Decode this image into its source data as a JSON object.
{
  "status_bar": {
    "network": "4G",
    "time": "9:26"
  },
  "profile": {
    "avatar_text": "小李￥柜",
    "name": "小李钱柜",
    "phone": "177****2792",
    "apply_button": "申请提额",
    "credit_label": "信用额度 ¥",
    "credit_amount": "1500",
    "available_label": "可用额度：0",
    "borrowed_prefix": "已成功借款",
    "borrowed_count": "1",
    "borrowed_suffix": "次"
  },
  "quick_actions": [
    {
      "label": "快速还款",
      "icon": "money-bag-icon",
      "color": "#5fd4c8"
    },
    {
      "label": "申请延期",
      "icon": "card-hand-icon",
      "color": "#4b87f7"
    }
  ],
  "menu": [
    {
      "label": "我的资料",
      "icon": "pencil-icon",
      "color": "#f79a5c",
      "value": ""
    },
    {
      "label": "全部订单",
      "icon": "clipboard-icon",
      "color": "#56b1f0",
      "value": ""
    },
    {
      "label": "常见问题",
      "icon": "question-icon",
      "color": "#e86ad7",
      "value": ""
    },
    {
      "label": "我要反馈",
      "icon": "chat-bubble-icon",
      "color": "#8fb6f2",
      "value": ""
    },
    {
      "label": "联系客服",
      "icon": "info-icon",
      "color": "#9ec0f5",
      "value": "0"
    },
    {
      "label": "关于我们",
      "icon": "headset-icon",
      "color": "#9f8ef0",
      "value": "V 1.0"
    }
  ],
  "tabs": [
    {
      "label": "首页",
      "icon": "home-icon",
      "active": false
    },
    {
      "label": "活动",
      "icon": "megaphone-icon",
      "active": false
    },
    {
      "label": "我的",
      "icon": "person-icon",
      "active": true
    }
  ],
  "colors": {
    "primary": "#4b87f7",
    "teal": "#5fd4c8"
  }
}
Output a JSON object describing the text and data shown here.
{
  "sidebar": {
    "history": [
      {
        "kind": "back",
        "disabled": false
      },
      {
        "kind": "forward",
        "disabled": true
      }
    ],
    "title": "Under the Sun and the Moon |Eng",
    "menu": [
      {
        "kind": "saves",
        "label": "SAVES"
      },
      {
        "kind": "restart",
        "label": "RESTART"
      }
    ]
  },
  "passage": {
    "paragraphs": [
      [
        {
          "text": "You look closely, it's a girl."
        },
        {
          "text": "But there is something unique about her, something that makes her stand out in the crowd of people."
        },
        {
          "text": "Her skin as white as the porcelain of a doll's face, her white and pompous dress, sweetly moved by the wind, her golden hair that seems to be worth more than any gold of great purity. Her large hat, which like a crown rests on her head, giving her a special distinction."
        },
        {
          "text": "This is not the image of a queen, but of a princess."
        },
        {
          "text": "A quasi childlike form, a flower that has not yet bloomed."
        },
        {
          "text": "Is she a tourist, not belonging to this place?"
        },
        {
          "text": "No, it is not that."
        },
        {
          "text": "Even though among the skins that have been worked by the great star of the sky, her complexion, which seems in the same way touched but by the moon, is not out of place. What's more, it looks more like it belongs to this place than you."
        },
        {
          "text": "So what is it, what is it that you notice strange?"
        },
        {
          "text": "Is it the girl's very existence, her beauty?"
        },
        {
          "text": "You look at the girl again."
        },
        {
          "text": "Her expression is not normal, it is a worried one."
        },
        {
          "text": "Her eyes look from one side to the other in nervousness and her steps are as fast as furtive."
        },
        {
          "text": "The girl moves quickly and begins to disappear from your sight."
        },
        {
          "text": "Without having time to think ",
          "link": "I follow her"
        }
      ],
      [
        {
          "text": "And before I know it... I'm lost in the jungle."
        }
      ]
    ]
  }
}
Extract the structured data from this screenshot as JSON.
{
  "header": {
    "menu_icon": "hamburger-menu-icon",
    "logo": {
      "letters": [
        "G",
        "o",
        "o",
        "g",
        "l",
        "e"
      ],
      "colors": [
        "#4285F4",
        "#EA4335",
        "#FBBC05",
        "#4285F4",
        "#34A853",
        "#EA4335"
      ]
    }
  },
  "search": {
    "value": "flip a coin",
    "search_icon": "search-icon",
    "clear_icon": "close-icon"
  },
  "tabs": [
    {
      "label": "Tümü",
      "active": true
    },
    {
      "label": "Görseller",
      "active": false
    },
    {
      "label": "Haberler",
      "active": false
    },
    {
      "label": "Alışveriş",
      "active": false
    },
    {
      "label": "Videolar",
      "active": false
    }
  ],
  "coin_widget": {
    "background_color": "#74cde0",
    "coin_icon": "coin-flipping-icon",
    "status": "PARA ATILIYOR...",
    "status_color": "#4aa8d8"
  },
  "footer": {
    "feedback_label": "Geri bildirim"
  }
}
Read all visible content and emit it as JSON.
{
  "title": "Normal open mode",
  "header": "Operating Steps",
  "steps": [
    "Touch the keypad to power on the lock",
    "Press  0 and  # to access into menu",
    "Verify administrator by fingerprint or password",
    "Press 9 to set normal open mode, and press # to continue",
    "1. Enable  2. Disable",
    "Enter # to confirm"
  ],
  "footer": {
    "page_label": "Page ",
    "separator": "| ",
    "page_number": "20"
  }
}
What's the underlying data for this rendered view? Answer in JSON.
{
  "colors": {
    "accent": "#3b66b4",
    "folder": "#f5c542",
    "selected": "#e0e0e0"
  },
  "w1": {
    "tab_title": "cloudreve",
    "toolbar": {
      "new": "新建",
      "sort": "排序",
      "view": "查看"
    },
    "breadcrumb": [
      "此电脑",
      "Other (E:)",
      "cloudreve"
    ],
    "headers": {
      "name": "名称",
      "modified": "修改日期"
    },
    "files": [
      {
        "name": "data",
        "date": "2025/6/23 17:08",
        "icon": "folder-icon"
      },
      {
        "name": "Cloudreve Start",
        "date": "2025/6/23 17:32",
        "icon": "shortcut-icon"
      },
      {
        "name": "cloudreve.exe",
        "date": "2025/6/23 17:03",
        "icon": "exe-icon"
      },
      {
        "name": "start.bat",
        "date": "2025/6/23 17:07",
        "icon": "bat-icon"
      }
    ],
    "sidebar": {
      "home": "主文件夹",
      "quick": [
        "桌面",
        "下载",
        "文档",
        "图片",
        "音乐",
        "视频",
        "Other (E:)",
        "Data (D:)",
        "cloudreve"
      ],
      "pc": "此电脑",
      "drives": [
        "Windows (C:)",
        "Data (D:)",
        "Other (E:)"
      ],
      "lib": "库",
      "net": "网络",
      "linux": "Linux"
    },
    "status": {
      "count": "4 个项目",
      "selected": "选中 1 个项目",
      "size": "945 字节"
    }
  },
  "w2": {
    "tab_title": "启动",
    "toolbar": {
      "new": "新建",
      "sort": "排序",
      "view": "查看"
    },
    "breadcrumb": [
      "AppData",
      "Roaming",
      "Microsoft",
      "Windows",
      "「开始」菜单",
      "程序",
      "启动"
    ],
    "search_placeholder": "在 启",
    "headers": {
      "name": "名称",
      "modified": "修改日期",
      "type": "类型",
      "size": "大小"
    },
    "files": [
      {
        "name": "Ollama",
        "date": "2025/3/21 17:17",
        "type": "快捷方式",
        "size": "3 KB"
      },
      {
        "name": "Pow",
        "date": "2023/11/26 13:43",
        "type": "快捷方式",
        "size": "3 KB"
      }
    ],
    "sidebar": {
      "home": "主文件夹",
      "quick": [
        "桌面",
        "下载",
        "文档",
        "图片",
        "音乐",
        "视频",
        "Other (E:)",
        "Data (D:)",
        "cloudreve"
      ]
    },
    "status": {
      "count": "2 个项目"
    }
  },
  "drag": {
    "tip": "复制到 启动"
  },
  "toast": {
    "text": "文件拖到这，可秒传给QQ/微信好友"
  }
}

■ **INSTRUCTIONS FOR THE TASK**
Extract every line of the records above that contains the word "great".

■ **WRITTEN RESPONSE**
          "text": "Her skin as white as the porcelain of a doll's face, her white and pompous dress, sweetly moved by the wind, her golden hair that seems to be worth more than any gold of great purity. Her large hat, which like a crown rests on her head, giving her a special distinction."
          "text": "Even though among the skins that have been worked by the great star of the sky, her complexion, which seems in the same way touched but by the moon, is not out of place. What's more, it looks more like it belongs to this place than you."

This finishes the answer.